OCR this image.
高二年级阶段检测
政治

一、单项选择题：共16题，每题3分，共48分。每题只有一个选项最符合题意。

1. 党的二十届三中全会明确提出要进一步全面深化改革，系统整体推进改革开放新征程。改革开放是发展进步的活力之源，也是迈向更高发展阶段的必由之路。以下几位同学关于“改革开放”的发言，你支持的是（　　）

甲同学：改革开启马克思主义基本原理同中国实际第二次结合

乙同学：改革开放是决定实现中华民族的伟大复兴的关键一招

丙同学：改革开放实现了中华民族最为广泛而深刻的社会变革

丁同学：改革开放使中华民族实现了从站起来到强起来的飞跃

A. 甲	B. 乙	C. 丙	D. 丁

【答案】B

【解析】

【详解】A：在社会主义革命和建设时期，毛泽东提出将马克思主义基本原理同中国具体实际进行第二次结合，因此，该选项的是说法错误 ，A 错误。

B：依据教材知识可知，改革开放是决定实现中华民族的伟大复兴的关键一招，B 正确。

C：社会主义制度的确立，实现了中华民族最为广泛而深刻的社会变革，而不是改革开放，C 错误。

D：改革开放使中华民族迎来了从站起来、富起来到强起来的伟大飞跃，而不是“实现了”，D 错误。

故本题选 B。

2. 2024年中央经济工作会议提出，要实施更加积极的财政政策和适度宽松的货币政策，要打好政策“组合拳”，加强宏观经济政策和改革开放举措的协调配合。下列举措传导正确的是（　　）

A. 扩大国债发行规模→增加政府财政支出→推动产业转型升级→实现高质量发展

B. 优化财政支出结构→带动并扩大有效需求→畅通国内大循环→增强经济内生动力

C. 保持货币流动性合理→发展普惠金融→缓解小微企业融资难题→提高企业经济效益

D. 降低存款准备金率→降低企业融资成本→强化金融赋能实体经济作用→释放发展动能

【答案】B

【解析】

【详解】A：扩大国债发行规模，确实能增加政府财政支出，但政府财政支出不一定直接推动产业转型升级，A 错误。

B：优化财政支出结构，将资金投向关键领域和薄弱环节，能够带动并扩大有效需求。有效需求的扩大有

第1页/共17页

__________

GOAL OF THE EXERCISE -
Type out the whole listing above again, exactly as it stands.

SOLUTION BELOW -
OCR this image.
高二年级阶段检测
政治

一、单项选择题：共16题，每题3分，共48分。每题只有一个选项最符合题意。

1. 党的二十届三中全会明确提出要进一步全面深化改革，系统整体推进改革开放新征程。改革开放是发展进步的活力之源，也是迈向更高发展阶段的必由之路。以下几位同学关于“改革开放”的发言，你支持的是（　　）

甲同学：改革开启马克思主义基本原理同中国实际第二次结合

乙同学：改革开放是决定实现中华民族的伟大复兴的关键一招

丙同学：改革开放实现了中华民族最为广泛而深刻的社会变革

丁同学：改革开放使中华民族实现了从站起来到强起来的飞跃

A. 甲	B. 乙	C. 丙	D. 丁

【答案】B

【解析】

【详解】A：在社会主义革命和建设时期，毛泽东提出将马克思主义基本原理同中国具体实际进行第二次结合，因此，该选项的是说法错误 ，A 错误。

B：依据教材知识可知，改革开放是决定实现中华民族的伟大复兴的关键一招，B 正确。

C：社会主义制度的确立，实现了中华民族最为广泛而深刻的社会变革，而不是改革开放，C 错误。

D：改革开放使中华民族迎来了从站起来、富起来到强起来的伟大飞跃，而不是“实现了”，D 错误。

故本题选 B。

2. 2024年中央经济工作会议提出，要实施更加积极的财政政策和适度宽松的货币政策，要打好政策“组合拳”，加强宏观经济政策和改革开放举措的协调配合。下列举措传导正确的是（　　）

A. 扩大国债发行规模→增加政府财政支出→推动产业转型升级→实现高质量发展

B. 优化财政支出结构→带动并扩大有效需求→畅通国内大循环→增强经济内生动力

C. 保持货币流动性合理→发展普惠金融→缓解小微企业融资难题→提高企业经济效益

D. 降低存款准备金率→降低企业融资成本→强化金融赋能实体经济作用→释放发展动能

【答案】B

【解析】

【详解】A：扩大国债发行规模，确实能增加政府财政支出，但政府财政支出不一定直接推动产业转型升级，A 错误。

B：优化财政支出结构，将资金投向关键领域和薄弱环节，能够带动并扩大有效需求。有效需求的扩大有

第1页/共17页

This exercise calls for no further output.